— start —

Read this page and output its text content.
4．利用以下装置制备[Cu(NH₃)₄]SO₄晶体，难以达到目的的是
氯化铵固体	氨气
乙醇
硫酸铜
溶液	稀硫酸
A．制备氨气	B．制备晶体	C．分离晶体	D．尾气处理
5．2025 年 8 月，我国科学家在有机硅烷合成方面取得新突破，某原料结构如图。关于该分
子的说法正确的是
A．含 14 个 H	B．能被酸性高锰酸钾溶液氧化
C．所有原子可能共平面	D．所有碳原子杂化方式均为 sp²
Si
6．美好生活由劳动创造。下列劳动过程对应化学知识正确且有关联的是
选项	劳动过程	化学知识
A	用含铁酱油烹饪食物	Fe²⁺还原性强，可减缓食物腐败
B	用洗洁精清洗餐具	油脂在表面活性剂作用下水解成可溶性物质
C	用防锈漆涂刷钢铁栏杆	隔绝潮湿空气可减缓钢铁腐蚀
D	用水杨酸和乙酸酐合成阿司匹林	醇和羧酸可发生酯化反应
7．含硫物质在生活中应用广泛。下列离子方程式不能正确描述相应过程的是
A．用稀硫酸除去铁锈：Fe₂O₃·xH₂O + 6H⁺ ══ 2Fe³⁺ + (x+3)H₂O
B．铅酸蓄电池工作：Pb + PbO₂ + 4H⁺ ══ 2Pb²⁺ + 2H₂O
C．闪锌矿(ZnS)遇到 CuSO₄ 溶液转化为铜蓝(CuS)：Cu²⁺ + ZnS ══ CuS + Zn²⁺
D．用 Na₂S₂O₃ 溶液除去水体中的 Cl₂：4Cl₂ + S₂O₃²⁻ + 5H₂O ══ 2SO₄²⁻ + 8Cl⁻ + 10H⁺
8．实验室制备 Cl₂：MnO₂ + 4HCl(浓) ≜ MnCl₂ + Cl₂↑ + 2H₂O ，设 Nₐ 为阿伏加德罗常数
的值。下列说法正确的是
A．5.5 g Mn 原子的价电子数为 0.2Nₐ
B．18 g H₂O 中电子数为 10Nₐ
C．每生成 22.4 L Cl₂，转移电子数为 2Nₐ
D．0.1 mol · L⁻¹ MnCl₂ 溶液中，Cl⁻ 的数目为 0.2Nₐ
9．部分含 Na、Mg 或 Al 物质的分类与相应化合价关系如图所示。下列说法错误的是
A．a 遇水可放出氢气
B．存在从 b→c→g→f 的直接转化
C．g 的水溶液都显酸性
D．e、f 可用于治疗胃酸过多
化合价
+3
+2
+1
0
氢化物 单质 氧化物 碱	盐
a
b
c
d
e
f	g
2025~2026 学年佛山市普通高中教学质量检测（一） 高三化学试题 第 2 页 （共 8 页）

— end —

• REQUIRED TASK:
Write the listing out again, exactly as it reads.

• SOLUTION FOR THIS EXERCISE:
Read this page and output its text content.
4．利用以下装置制备[Cu(NH₃)₄]SO₄晶体，难以达到目的的是
氯化铵固体	氨气
乙醇
硫酸铜
溶液	稀硫酸
A．制备氨气	B．制备晶体	C．分离晶体	D．尾气处理
5．2025 年 8 月，我国科学家在有机硅烷合成方面取得新突破，某原料结构如图。关于该分
子的说法正确的是
A．含 14 个 H	B．能被酸性高锰酸钾溶液氧化
C．所有原子可能共平面	D．所有碳原子杂化方式均为 sp²
Si
6．美好生活由劳动创造。下列劳动过程对应化学知识正确且有关联的是
选项	劳动过程	化学知识
A	用含铁酱油烹饪食物	Fe²⁺还原性强，可减缓食物腐败
B	用洗洁精清洗餐具	油脂在表面活性剂作用下水解成可溶性物质
C	用防锈漆涂刷钢铁栏杆	隔绝潮湿空气可减缓钢铁腐蚀
D	用水杨酸和乙酸酐合成阿司匹林	醇和羧酸可发生酯化反应
7．含硫物质在生活中应用广泛。下列离子方程式不能正确描述相应过程的是
A．用稀硫酸除去铁锈：Fe₂O₃·xH₂O + 6H⁺ ══ 2Fe³⁺ + (x+3)H₂O
B．铅酸蓄电池工作：Pb + PbO₂ + 4H⁺ ══ 2Pb²⁺ + 2H₂O
C．闪锌矿(ZnS)遇到 CuSO₄ 溶液转化为铜蓝(CuS)：Cu²⁺ + ZnS ══ CuS + Zn²⁺
D．用 Na₂S₂O₃ 溶液除去水体中的 Cl₂：4Cl₂ + S₂O₃²⁻ + 5H₂O ══ 2SO₄²⁻ + 8Cl⁻ + 10H⁺
8．实验室制备 Cl₂：MnO₂ + 4HCl(浓) ≜ MnCl₂ + Cl₂↑ + 2H₂O ，设 Nₐ 为阿伏加德罗常数
的值。下列说法正确的是
A．5.5 g Mn 原子的价电子数为 0.2Nₐ
B．18 g H₂O 中电子数为 10Nₐ
C．每生成 22.4 L Cl₂，转移电子数为 2Nₐ
D．0.1 mol · L⁻¹ MnCl₂ 溶液中，Cl⁻ 的数目为 0.2Nₐ
9．部分含 Na、Mg 或 Al 物质的分类与相应化合价关系如图所示。下列说法错误的是
A．a 遇水可放出氢气
B．存在从 b→c→g→f 的直接转化
C．g 的水溶液都显酸性
D．e、f 可用于治疗胃酸过多
化合价
+3
+2
+1
0
氢化物 单质 氧化物 碱	盐
a
b
c
d
e
f	g
2025~2026 学年佛山市普通高中教学质量检测（一） 高三化学试题 第 2 页 （共 8 页）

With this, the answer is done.